* **GOAL OF THE EXERCISE**
Print out the entries below with no edits.

* **DATA PROVIDED**
──────────────────────────────

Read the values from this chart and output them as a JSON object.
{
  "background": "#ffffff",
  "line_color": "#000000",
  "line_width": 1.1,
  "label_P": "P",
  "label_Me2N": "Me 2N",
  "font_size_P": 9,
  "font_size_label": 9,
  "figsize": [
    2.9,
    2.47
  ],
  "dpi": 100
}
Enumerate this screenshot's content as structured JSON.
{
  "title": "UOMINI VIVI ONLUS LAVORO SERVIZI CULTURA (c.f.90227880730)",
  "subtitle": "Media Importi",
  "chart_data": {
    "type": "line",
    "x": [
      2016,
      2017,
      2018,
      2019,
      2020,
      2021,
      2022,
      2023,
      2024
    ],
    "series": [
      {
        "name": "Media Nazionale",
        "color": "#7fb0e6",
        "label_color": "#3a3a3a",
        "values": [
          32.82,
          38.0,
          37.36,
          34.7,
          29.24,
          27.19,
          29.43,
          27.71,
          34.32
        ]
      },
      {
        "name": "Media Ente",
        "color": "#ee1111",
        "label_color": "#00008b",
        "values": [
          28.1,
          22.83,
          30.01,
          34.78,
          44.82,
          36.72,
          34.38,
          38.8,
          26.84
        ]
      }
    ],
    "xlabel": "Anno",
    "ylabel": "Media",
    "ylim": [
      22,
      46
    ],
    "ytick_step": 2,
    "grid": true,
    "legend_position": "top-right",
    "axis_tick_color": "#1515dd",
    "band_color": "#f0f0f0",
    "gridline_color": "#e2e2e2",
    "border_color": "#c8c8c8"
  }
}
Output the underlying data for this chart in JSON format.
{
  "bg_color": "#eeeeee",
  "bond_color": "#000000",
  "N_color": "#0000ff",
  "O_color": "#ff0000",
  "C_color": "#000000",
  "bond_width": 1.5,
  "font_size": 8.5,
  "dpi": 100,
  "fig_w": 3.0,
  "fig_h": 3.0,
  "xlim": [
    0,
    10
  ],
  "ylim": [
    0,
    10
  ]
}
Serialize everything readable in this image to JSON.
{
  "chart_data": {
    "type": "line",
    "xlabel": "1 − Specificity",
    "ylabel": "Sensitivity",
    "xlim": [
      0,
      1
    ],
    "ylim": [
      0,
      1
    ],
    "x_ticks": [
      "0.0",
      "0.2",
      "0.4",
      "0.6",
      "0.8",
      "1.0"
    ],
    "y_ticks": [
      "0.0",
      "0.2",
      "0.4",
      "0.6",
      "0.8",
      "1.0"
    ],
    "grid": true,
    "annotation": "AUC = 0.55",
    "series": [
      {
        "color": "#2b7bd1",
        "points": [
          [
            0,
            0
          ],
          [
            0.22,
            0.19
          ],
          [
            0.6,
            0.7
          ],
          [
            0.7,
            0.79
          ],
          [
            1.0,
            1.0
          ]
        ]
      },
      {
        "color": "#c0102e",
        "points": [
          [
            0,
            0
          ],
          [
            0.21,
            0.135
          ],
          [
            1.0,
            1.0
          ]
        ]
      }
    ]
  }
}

──────────────────────────────

* **WRITTEN SOLUTION**
Read the values from this chart and output them as a JSON object.
{
  "background": "#ffffff",
  "line_color": "#000000",
  "line_width": 1.1,
  "label_P": "P",
  "label_Me2N": "Me 2N",
  "font_size_P": 9,
  "font_size_label": 9,
  "figsize": [
    2.9,
    2.47
  ],
  "dpi": 100
}
Enumerate this screenshot's content as structured JSON.
{
  "title": "UOMINI VIVI ONLUS LAVORO SERVIZI CULTURA (c.f.90227880730)",
  "subtitle": "Media Importi",
  "chart_data": {
    "type": "line",
    "x": [
      2016,
      2017,
      2018,
      2019,
      2020,
      2021,
      2022,
      2023,
      2024
    ],
    "series": [
      {
        "name": "Media Nazionale",
        "color": "#7fb0e6",
        "label_color": "#3a3a3a",
        "values": [
          32.82,
          38.0,
          37.36,
          34.7,
          29.24,
          27.19,
          29.43,
          27.71,
          34.32
        ]
      },
      {
        "name": "Media Ente",
        "color": "#ee1111",
        "label_color": "#00008b",
        "values": [
          28.1,
          22.83,
          30.01,
          34.78,
          44.82,
          36.72,
          34.38,
          38.8,
          26.84
        ]
      }
    ],
    "xlabel": "Anno",
    "ylabel": "Media",
    "ylim": [
      22,
      46
    ],
    "ytick_step": 2,
    "grid": true,
    "legend_position": "top-right",
    "axis_tick_color": "#1515dd",
    "band_color": "#f0f0f0",
    "gridline_color": "#e2e2e2",
    "border_color": "#c8c8c8"
  }
}
Output the underlying data for this chart in JSON format.
{
  "bg_color": "#eeeeee",
  "bond_color": "#000000",
  "N_color": "#0000ff",
  "O_color": "#ff0000",
  "C_color": "#000000",
  "bond_width": 1.5,
  "font_size": 8.5,
  "dpi": 100,
  "fig_w": 3.0,
  "fig_h": 3.0,
  "xlim": [
    0,
    10
  ],
  "ylim": [
    0,
    10
  ]
}
Serialize everything readable in this image to JSON.
{
  "chart_data": {
    "type": "line",
    "xlabel": "1 − Specificity",
    "ylabel": "Sensitivity",
    "xlim": [
      0,
      1
    ],
    "ylim": [
      0,
      1
    ],
    "x_ticks": [
      "0.0",
      "0.2",
      "0.4",
      "0.6",
      "0.8",
      "1.0"
    ],
    "y_ticks": [
      "0.0",
      "0.2",
      "0.4",
      "0.6",
      "0.8",
      "1.0"
    ],
    "grid": true,
    "annotation": "AUC = 0.55",
    "series": [
      {
        "color": "#2b7bd1",
        "points": [
          [
            0,
            0
          ],
          [
            0.22,
            0.19
          ],
          [
            0.6,
            0.7
          ],
          [
            0.7,
            0.79
          ],
          [
            1.0,
            1.0
          ]
        ]
      },
      {
        "color": "#c0102e",
        "points": [
          [
            0,
            0
          ],
          [
            0.21,
            0.135
          ],
          [
            1.0,
            1.0
          ]
        ]
      }
    ]
  }
}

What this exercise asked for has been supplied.